Report how many lines below contain the word "plus". Give only the number.

Material provided:
--*--
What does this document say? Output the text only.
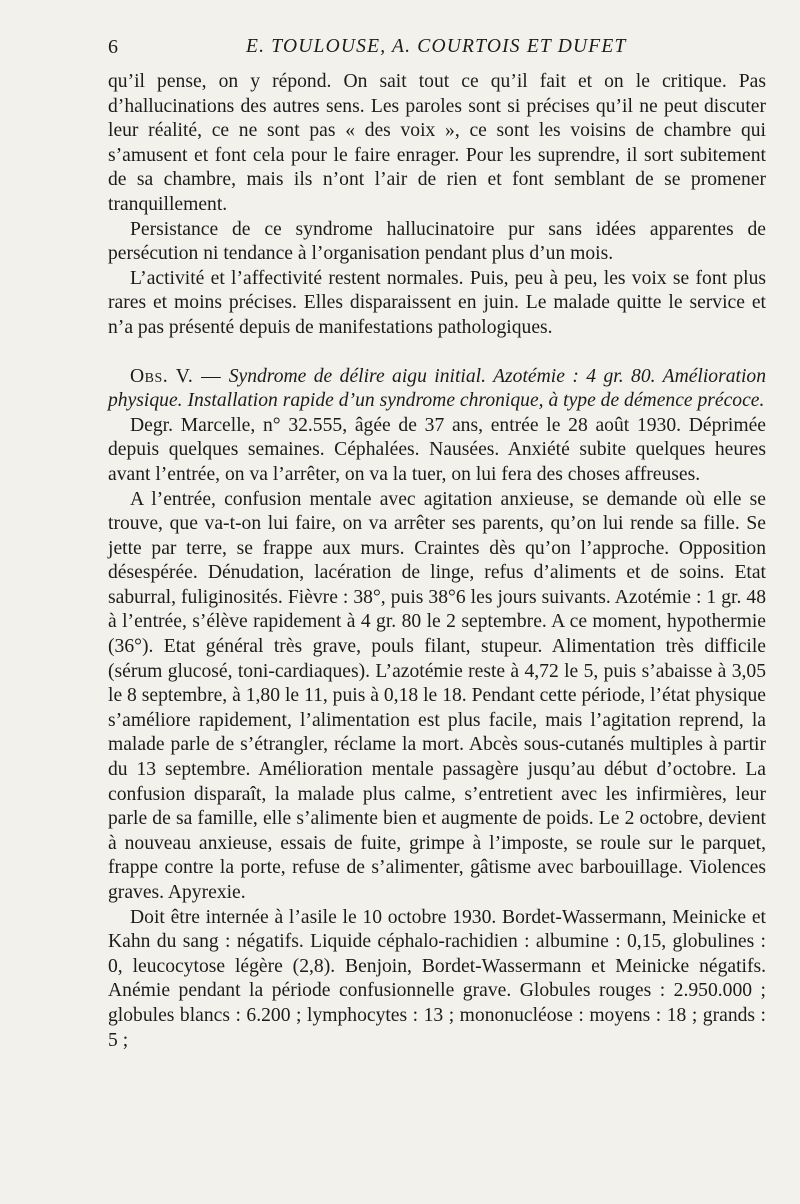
6	E. TOULOUSE, A. COURTOIS ET DUFET

qu’il pense, on y répond. On sait tout ce qu’il fait et on le critique. Pas d’hallucinations des autres sens. Les paroles sont si précises qu’il ne peut discuter leur réalité, ce ne sont pas « des voix », ce sont les voisins de chambre qui s’amusent et font cela pour le faire enrager. Pour les suprendre, il sort subitement de sa chambre, mais ils n’ont l’air de rien et font semblant de se promener tranquillement.

Persistance de ce syndrome hallucinatoire pur sans idées apparentes de persécution ni tendance à l’organisation pendant plus d’un mois.

L’activité et l’affectivité restent normales. Puis, peu à peu, les voix se font plus rares et moins précises. Elles disparaissent en juin. Le malade quitte le service et n’a pas présenté depuis de manifestations pathologiques.

Obs. V. — Syndrome de délire aigu initial. Azotémie : 4 gr. 80. Amélioration physique. Installation rapide d’un syndrome chronique, à type de démence précoce.

Degr. Marcelle, n° 32.555, âgée de 37 ans, entrée le 28 août 1930. Déprimée depuis quelques semaines. Céphalées. Nausées. Anxiété subite quelques heures avant l’entrée, on va l’arrêter, on va la tuer, on lui fera des choses affreuses.

A l’entrée, confusion mentale avec agitation anxieuse, se demande où elle se trouve, que va-t-on lui faire, on va arrêter ses parents, qu’on lui rende sa fille. Se jette par terre, se frappe aux murs. Craintes dès qu’on l’approche. Opposition désespérée. Dénudation, lacération de linge, refus d’aliments et de soins. Etat saburral, fuliginosités. Fièvre : 38°, puis 38°6 les jours suivants. Azotémie : 1 gr. 48 à l’entrée, s’élève rapidement à 4 gr. 80 le 2 septembre. A ce moment, hypothermie (36°). Etat général très grave, pouls filant, stupeur. Alimentation très difficile (sérum glucosé, toni-cardiaques). L’azotémie reste à 4,72 le 5, puis s’abaisse à 3,05 le 8 septembre, à 1,80 le 11, puis à 0,18 le 18. Pendant cette période, l’état physique s’améliore rapidement, l’alimentation est plus facile, mais l’agitation reprend, la malade parle de s’étrangler, réclame la mort. Abcès sous-cutanés multiples à partir du 13 septembre. Amélioration mentale passagère jusqu’au début d’octobre. La confusion disparaît, la malade plus calme, s’entretient avec les infirmières, leur parle de sa famille, elle s’alimente bien et augmente de poids. Le 2 octobre, devient à nouveau anxieuse, essais de fuite, grimpe à l’imposte, se roule sur le parquet, frappe contre la porte, refuse de s’alimenter, gâtisme avec barbouillage. Violences graves. Apyrexie.

Doit être internée à l’asile le 10 octobre 1930. Bordet-Wassermann, Meinicke et Kahn du sang : négatifs. Liquide céphalo-rachidien : albumine : 0,15, globulines : 0, leucocytose légère (2,8). Benjoin, Bordet-Wassermann et Meinicke négatifs. Anémie pendant la période confusionnelle grave. Globules rouges : 2.950.000 ; globules blancs : 6.200 ; lymphocytes : 13 ; mononucléose : moyens : 18 ; grands : 5 ;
--*--
In response:
3